▶ _What is being asked_: From the listing below, return each line that includes "selection".

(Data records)
╔══

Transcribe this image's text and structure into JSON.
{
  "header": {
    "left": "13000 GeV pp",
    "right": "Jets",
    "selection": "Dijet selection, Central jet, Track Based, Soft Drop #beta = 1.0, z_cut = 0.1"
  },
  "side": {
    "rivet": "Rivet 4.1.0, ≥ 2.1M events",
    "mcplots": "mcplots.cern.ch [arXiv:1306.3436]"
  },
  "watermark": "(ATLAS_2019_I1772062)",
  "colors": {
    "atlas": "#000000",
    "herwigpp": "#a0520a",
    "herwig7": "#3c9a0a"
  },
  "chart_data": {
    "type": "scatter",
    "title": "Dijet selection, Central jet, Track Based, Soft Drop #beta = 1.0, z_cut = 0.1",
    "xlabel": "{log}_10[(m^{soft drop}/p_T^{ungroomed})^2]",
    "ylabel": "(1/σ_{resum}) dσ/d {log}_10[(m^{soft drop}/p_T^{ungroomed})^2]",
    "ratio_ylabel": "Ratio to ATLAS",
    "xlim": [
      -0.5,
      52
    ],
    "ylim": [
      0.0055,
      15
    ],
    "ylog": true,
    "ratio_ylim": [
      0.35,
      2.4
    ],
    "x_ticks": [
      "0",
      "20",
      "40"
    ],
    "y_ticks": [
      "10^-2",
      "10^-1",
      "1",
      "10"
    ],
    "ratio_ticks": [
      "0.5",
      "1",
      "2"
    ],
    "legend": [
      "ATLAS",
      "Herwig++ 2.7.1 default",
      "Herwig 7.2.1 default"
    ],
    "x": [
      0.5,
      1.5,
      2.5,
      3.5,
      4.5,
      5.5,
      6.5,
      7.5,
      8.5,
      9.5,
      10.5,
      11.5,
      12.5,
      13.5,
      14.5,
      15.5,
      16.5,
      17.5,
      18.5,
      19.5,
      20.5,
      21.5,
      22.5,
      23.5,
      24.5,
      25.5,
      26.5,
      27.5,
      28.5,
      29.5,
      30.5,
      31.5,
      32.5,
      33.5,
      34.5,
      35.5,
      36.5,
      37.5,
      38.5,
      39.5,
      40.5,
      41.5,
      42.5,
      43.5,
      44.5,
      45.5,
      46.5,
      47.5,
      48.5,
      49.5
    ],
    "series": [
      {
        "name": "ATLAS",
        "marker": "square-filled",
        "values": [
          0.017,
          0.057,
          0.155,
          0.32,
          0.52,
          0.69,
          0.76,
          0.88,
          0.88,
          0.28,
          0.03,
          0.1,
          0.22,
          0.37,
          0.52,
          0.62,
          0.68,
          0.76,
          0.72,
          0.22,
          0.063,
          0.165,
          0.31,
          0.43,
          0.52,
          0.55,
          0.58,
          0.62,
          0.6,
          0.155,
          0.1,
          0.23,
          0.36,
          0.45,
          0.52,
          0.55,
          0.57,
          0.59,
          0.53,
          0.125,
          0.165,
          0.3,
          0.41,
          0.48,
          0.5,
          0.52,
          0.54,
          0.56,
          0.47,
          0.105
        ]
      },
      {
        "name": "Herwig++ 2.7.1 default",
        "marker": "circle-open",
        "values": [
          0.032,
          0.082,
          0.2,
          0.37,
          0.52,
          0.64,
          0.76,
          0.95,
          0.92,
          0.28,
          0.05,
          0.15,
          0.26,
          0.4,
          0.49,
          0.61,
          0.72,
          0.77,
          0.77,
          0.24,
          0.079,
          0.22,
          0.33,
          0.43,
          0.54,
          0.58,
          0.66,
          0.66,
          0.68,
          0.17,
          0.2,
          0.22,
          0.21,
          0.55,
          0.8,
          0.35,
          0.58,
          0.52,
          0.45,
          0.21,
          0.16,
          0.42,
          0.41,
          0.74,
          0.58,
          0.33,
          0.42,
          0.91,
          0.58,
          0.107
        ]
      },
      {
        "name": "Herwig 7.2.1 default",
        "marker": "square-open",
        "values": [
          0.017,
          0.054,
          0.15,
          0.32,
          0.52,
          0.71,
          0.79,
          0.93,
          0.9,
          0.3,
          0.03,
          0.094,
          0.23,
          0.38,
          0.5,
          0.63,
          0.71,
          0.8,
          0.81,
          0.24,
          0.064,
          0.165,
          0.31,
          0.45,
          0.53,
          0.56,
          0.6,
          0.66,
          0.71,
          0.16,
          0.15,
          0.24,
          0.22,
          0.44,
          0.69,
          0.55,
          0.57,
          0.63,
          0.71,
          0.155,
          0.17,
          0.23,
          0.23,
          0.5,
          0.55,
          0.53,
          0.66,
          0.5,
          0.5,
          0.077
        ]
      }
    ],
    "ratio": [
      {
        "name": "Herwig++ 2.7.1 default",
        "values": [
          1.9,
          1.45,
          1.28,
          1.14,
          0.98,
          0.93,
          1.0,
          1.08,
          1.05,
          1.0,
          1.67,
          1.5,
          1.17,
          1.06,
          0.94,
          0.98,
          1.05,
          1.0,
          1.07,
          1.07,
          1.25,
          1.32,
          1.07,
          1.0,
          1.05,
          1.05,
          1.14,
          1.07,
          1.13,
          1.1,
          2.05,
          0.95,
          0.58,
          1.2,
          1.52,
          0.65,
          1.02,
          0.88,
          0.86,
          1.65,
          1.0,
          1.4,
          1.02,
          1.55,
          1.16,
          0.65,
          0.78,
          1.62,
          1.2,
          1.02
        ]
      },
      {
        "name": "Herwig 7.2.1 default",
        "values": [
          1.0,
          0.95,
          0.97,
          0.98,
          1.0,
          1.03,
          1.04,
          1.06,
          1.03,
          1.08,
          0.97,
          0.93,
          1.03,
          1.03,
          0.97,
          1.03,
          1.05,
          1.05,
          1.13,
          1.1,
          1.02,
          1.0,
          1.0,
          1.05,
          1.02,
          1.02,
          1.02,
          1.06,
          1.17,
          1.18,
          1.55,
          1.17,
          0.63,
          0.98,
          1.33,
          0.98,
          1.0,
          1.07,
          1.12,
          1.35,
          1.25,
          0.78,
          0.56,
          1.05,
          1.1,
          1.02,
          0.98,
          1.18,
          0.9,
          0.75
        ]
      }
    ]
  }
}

╚══

▶ _Full solution_:
    "selection": "Dijet selection, Central jet, Track Based, Soft Drop #beta = 1.0, z_cut = 0.1"
    "title": "Dijet selection, Central jet, Track Based, Soft Drop #beta = 1.0, z_cut = 0.1",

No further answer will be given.